Copy the rows below line for line, with no changes.
* start Exercise materials *
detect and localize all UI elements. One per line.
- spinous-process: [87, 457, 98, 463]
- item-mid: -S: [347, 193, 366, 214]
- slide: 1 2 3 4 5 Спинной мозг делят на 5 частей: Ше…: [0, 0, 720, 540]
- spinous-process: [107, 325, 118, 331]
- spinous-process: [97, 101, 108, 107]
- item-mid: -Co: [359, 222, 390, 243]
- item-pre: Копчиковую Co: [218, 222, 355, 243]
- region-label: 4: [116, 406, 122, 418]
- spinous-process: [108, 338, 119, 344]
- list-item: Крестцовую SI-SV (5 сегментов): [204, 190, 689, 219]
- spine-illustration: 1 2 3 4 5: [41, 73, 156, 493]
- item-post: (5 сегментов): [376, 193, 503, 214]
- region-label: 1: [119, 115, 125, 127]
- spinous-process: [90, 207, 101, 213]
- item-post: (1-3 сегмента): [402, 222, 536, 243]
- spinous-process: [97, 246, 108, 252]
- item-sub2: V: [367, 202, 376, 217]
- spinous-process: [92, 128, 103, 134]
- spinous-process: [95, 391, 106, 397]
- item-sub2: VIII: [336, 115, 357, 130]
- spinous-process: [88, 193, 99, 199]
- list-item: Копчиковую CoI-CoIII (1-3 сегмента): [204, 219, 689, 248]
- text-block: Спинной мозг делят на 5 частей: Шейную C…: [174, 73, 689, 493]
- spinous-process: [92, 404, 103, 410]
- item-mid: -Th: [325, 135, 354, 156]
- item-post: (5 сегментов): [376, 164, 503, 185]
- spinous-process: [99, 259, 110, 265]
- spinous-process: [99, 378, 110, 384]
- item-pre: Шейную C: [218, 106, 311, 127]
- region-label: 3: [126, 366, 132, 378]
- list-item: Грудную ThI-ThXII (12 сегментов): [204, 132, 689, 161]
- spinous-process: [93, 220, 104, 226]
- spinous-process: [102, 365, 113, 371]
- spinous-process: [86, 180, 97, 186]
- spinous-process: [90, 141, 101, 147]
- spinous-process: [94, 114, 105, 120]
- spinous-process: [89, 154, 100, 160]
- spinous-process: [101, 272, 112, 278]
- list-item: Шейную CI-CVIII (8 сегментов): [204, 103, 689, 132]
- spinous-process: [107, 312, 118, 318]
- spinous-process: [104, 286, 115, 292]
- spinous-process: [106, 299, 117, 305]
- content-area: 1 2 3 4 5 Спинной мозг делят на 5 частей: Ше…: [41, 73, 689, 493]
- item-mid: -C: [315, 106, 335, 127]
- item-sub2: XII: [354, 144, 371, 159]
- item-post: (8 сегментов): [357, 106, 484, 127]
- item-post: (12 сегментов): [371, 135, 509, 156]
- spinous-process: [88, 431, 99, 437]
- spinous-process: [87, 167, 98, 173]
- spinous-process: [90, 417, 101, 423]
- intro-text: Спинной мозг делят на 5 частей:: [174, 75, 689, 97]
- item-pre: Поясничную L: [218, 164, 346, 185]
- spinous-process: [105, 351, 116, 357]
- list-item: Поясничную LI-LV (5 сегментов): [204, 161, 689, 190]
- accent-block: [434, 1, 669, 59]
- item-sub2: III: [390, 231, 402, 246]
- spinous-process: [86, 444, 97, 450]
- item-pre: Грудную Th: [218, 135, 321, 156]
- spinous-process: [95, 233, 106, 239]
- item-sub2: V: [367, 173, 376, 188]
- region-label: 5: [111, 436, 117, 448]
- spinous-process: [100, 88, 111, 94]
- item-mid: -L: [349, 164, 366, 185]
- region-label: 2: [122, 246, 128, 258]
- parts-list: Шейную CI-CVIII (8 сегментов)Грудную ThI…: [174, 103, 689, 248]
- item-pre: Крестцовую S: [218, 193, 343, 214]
* end Exercise materials *
*The result*
detect and localize all UI elements. One per line.
- spinous-process: [87, 457, 98, 463]
- item-mid: -S: [347, 193, 366, 214]
- slide: 1 2 3 4 5 Спинной мозг делят на 5 частей: Ше…: [0, 0, 720, 540]
- spinous-process: [107, 325, 118, 331]
- spinous-process: [97, 101, 108, 107]
- item-mid: -Co: [359, 222, 390, 243]
- item-pre: Копчиковую Co: [218, 222, 355, 243]
- region-label: 4: [116, 406, 122, 418]
- spinous-process: [108, 338, 119, 344]
- list-item: Крестцовую SI-SV (5 сегментов): [204, 190, 689, 219]
- spine-illustration: 1 2 3 4 5: [41, 73, 156, 493]
- item-post: (5 сегментов): [376, 193, 503, 214]
- region-label: 1: [119, 115, 125, 127]
- spinous-process: [90, 207, 101, 213]
- item-post: (1-3 сегмента): [402, 222, 536, 243]
- spinous-process: [97, 246, 108, 252]
- item-sub2: V: [367, 202, 376, 217]
- spinous-process: [92, 128, 103, 134]
- spinous-process: [95, 391, 106, 397]
- item-sub2: VIII: [336, 115, 357, 130]
- spinous-process: [88, 193, 99, 199]
- list-item: Копчиковую CoI-CoIII (1-3 сегмента): [204, 219, 689, 248]
- text-block: Спинной мозг делят на 5 частей: Шейную C…: [174, 73, 689, 493]
- spinous-process: [92, 404, 103, 410]
- item-mid: -Th: [325, 135, 354, 156]
- item-post: (5 сегментов): [376, 164, 503, 185]
- spinous-process: [99, 259, 110, 265]
- spinous-process: [99, 378, 110, 384]
- item-pre: Шейную C: [218, 106, 311, 127]
- region-label: 3: [126, 366, 132, 378]
- list-item: Грудную ThI-ThXII (12 сегментов): [204, 132, 689, 161]
- spinous-process: [93, 220, 104, 226]
- spinous-process: [102, 365, 113, 371]
- spinous-process: [86, 180, 97, 186]
- spinous-process: [90, 141, 101, 147]
- spinous-process: [94, 114, 105, 120]
- spinous-process: [89, 154, 100, 160]
- spinous-process: [101, 272, 112, 278]
- list-item: Шейную CI-CVIII (8 сегментов): [204, 103, 689, 132]
- spinous-process: [107, 312, 118, 318]
- spinous-process: [104, 286, 115, 292]
- spinous-process: [106, 299, 117, 305]
- content-area: 1 2 3 4 5 Спинной мозг делят на 5 частей: Ше…: [41, 73, 689, 493]
- item-mid: -C: [315, 106, 335, 127]
- item-sub2: XII: [354, 144, 371, 159]
- item-post: (8 сегментов): [357, 106, 484, 127]
- item-post: (12 сегментов): [371, 135, 509, 156]
- spinous-process: [88, 431, 99, 437]
- spinous-process: [87, 167, 98, 173]
- spinous-process: [90, 417, 101, 423]
- intro-text: Спинной мозг делят на 5 частей:: [174, 75, 689, 97]
- item-pre: Поясничную L: [218, 164, 346, 185]
- spinous-process: [105, 351, 116, 357]
- list-item: Поясничную LI-LV (5 сегментов): [204, 161, 689, 190]
- accent-block: [434, 1, 669, 59]
- item-sub2: III: [390, 231, 402, 246]
- spinous-process: [86, 444, 97, 450]
- item-pre: Грудную Th: [218, 135, 321, 156]
- spinous-process: [95, 233, 106, 239]
- item-sub2: V: [367, 173, 376, 188]
- region-label: 5: [111, 436, 117, 448]
- spinous-process: [100, 88, 111, 94]
- item-mid: -L: [349, 164, 366, 185]
- region-label: 2: [122, 246, 128, 258]
- parts-list: Шейную CI-CVIII (8 сегментов)Грудную ThI…: [174, 103, 689, 248]
- item-pre: Крестцовую S: [218, 193, 343, 214]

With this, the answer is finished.